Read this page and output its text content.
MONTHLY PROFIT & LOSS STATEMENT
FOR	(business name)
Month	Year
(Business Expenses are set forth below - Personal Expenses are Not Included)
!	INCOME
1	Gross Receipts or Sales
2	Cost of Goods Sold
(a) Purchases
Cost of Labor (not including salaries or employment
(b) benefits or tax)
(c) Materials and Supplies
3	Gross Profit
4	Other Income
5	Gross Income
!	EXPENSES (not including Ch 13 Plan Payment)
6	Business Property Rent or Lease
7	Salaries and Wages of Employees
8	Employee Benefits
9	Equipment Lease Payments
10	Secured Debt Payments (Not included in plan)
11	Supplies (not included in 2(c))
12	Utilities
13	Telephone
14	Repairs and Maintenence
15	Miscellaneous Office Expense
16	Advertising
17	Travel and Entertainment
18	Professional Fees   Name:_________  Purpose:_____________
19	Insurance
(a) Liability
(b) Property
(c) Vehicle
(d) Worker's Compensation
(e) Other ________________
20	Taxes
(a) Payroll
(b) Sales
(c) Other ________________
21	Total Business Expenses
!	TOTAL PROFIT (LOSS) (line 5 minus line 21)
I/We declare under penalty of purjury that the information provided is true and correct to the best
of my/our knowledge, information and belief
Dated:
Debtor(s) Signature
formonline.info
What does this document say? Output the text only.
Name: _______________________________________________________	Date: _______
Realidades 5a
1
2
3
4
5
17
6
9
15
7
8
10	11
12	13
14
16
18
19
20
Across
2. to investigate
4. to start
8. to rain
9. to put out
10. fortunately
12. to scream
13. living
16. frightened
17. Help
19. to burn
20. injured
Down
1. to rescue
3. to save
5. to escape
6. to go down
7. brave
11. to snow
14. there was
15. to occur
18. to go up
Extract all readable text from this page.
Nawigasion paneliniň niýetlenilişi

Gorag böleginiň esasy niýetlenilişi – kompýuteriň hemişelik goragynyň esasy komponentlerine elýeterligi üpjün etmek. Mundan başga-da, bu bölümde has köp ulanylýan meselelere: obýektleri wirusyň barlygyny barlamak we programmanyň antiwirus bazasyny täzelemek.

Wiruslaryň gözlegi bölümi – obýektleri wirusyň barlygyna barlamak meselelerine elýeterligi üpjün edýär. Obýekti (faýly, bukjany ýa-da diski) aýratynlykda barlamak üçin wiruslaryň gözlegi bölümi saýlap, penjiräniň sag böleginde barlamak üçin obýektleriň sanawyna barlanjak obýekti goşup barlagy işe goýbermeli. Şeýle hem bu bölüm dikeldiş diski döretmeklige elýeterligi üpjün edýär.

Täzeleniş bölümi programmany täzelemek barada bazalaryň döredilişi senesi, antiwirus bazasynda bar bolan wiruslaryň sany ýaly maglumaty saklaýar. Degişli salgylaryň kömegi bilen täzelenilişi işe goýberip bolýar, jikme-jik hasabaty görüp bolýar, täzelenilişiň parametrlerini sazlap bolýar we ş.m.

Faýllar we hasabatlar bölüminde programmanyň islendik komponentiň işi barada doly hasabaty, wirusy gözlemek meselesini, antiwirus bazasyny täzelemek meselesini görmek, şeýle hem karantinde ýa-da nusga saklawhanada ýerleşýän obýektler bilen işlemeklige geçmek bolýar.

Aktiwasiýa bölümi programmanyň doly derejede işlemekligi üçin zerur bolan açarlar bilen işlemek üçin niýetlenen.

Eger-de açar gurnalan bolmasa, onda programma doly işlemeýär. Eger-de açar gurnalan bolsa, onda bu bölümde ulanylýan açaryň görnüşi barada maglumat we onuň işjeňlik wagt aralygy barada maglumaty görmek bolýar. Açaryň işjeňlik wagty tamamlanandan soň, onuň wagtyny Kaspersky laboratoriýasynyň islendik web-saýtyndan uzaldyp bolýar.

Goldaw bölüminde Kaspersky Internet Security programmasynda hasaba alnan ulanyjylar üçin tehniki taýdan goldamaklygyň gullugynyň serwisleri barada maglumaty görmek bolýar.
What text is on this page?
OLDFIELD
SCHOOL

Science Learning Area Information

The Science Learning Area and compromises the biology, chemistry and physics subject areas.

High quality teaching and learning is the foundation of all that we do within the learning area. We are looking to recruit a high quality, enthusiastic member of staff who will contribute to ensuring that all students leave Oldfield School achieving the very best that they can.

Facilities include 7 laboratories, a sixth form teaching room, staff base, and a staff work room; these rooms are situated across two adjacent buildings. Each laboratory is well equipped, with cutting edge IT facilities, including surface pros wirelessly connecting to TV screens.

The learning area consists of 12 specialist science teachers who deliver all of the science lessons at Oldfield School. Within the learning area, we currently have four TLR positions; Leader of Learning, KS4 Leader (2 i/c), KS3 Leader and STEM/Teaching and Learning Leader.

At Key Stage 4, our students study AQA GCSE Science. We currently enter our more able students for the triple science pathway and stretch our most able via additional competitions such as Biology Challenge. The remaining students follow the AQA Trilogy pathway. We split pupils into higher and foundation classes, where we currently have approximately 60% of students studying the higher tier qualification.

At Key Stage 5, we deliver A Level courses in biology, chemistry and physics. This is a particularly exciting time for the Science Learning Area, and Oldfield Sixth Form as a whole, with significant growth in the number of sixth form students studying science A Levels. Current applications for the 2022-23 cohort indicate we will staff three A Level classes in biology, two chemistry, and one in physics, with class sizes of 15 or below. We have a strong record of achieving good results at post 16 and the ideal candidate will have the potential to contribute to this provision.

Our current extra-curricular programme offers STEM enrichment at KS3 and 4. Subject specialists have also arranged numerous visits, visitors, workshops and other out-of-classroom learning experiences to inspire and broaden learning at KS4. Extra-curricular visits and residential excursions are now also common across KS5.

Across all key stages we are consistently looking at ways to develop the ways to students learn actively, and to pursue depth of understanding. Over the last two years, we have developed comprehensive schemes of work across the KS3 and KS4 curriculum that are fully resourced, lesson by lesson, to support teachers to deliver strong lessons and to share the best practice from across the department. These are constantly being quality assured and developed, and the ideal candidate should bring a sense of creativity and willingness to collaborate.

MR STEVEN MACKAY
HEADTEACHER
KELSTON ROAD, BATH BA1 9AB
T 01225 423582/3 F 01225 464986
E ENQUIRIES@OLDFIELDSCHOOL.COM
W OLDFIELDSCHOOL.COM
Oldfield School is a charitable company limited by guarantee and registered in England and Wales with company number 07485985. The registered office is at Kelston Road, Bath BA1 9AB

---*---

_Exercise requirements_
Return every record above exactly as it appears.

_Solution to the problem_
Read this page and output its text content.
MONTHLY PROFIT & LOSS STATEMENT
FOR	(business name)
Month	Year
(Business Expenses are set forth below - Personal Expenses are Not Included)
!	INCOME
1	Gross Receipts or Sales
2	Cost of Goods Sold
(a) Purchases
Cost of Labor (not including salaries or employment
(b) benefits or tax)
(c) Materials and Supplies
3	Gross Profit
4	Other Income
5	Gross Income
!	EXPENSES (not including Ch 13 Plan Payment)
6	Business Property Rent or Lease
7	Salaries and Wages of Employees
8	Employee Benefits
9	Equipment Lease Payments
10	Secured Debt Payments (Not included in plan)
11	Supplies (not included in 2(c))
12	Utilities
13	Telephone
14	Repairs and Maintenence
15	Miscellaneous Office Expense
16	Advertising
17	Travel and Entertainment
18	Professional Fees   Name:_________  Purpose:_____________
19	Insurance
(a) Liability
(b) Property
(c) Vehicle
(d) Worker's Compensation
(e) Other ________________
20	Taxes
(a) Payroll
(b) Sales
(c) Other ________________
21	Total Business Expenses
!	TOTAL PROFIT (LOSS) (line 5 minus line 21)
I/We declare under penalty of purjury that the information provided is true and correct to the best
of my/our knowledge, information and belief
Dated:
Debtor(s) Signature
formonline.info
What does this document say? Output the text only.
Name: _______________________________________________________	Date: _______
Realidades 5a
1
2
3
4
5
17
6
9
15
7
8
10	11
12	13
14
16
18
19
20
Across
2. to investigate
4. to start
8. to rain
9. to put out
10. fortunately
12. to scream
13. living
16. frightened
17. Help
19. to burn
20. injured
Down
1. to rescue
3. to save
5. to escape
6. to go down
7. brave
11. to snow
14. there was
15. to occur
18. to go up
Extract all readable text from this page.
Nawigasion paneliniň niýetlenilişi

Gorag böleginiň esasy niýetlenilişi – kompýuteriň hemişelik goragynyň esasy komponentlerine elýeterligi üpjün etmek. Mundan başga-da, bu bölümde has köp ulanylýan meselelere: obýektleri wirusyň barlygyny barlamak we programmanyň antiwirus bazasyny täzelemek.

Wiruslaryň gözlegi bölümi – obýektleri wirusyň barlygyna barlamak meselelerine elýeterligi üpjün edýär. Obýekti (faýly, bukjany ýa-da diski) aýratynlykda barlamak üçin wiruslaryň gözlegi bölümi saýlap, penjiräniň sag böleginde barlamak üçin obýektleriň sanawyna barlanjak obýekti goşup barlagy işe goýbermeli. Şeýle hem bu bölüm dikeldiş diski döretmeklige elýeterligi üpjün edýär.

Täzeleniş bölümi programmany täzelemek barada bazalaryň döredilişi senesi, antiwirus bazasynda bar bolan wiruslaryň sany ýaly maglumaty saklaýar. Degişli salgylaryň kömegi bilen täzelenilişi işe goýberip bolýar, jikme-jik hasabaty görüp bolýar, täzelenilişiň parametrlerini sazlap bolýar we ş.m.

Faýllar we hasabatlar bölüminde programmanyň islendik komponentiň işi barada doly hasabaty, wirusy gözlemek meselesini, antiwirus bazasyny täzelemek meselesini görmek, şeýle hem karantinde ýa-da nusga saklawhanada ýerleşýän obýektler bilen işlemeklige geçmek bolýar.

Aktiwasiýa bölümi programmanyň doly derejede işlemekligi üçin zerur bolan açarlar bilen işlemek üçin niýetlenen.

Eger-de açar gurnalan bolmasa, onda programma doly işlemeýär. Eger-de açar gurnalan bolsa, onda bu bölümde ulanylýan açaryň görnüşi barada maglumat we onuň işjeňlik wagt aralygy barada maglumaty görmek bolýar. Açaryň işjeňlik wagty tamamlanandan soň, onuň wagtyny Kaspersky laboratoriýasynyň islendik web-saýtyndan uzaldyp bolýar.

Goldaw bölüminde Kaspersky Internet Security programmasynda hasaba alnan ulanyjylar üçin tehniki taýdan goldamaklygyň gullugynyň serwisleri barada maglumaty görmek bolýar.
What text is on this page?
OLDFIELD
SCHOOL

Science Learning Area Information

The Science Learning Area and compromises the biology, chemistry and physics subject areas.

High quality teaching and learning is the foundation of all that we do within the learning area. We are looking to recruit a high quality, enthusiastic member of staff who will contribute to ensuring that all students leave Oldfield School achieving the very best that they can.

Facilities include 7 laboratories, a sixth form teaching room, staff base, and a staff work room; these rooms are situated across two adjacent buildings. Each laboratory is well equipped, with cutting edge IT facilities, including surface pros wirelessly connecting to TV screens.

The learning area consists of 12 specialist science teachers who deliver all of the science lessons at Oldfield School. Within the learning area, we currently have four TLR positions; Leader of Learning, KS4 Leader (2 i/c), KS3 Leader and STEM/Teaching and Learning Leader.

At Key Stage 4, our students study AQA GCSE Science. We currently enter our more able students for the triple science pathway and stretch our most able via additional competitions such as Biology Challenge. The remaining students follow the AQA Trilogy pathway. We split pupils into higher and foundation classes, where we currently have approximately 60% of students studying the higher tier qualification.

At Key Stage 5, we deliver A Level courses in biology, chemistry and physics. This is a particularly exciting time for the Science Learning Area, and Oldfield Sixth Form as a whole, with significant growth in the number of sixth form students studying science A Levels. Current applications for the 2022-23 cohort indicate we will staff three A Level classes in biology, two chemistry, and one in physics, with class sizes of 15 or below. We have a strong record of achieving good results at post 16 and the ideal candidate will have the potential to contribute to this provision.

Our current extra-curricular programme offers STEM enrichment at KS3 and 4. Subject specialists have also arranged numerous visits, visitors, workshops and other out-of-classroom learning experiences to inspire and broaden learning at KS4. Extra-curricular visits and residential excursions are now also common across KS5.

Across all key stages we are consistently looking at ways to develop the ways to students learn actively, and to pursue depth of understanding. Over the last two years, we have developed comprehensive schemes of work across the KS3 and KS4 curriculum that are fully resourced, lesson by lesson, to support teachers to deliver strong lessons and to share the best practice from across the department. These are constantly being quality assured and developed, and the ideal candidate should bring a sense of creativity and willingness to collaborate.

MR STEVEN MACKAY
HEADTEACHER
KELSTON ROAD, BATH BA1 9AB
T 01225 423582/3 F 01225 464986
E ENQUIRIES@OLDFIELDSCHOOL.COM
W OLDFIELDSCHOOL.COM
Oldfield School is a charitable company limited by guarantee and registered in England and Wales with company number 07485985. The registered office is at Kelston Road, Bath BA1 9AB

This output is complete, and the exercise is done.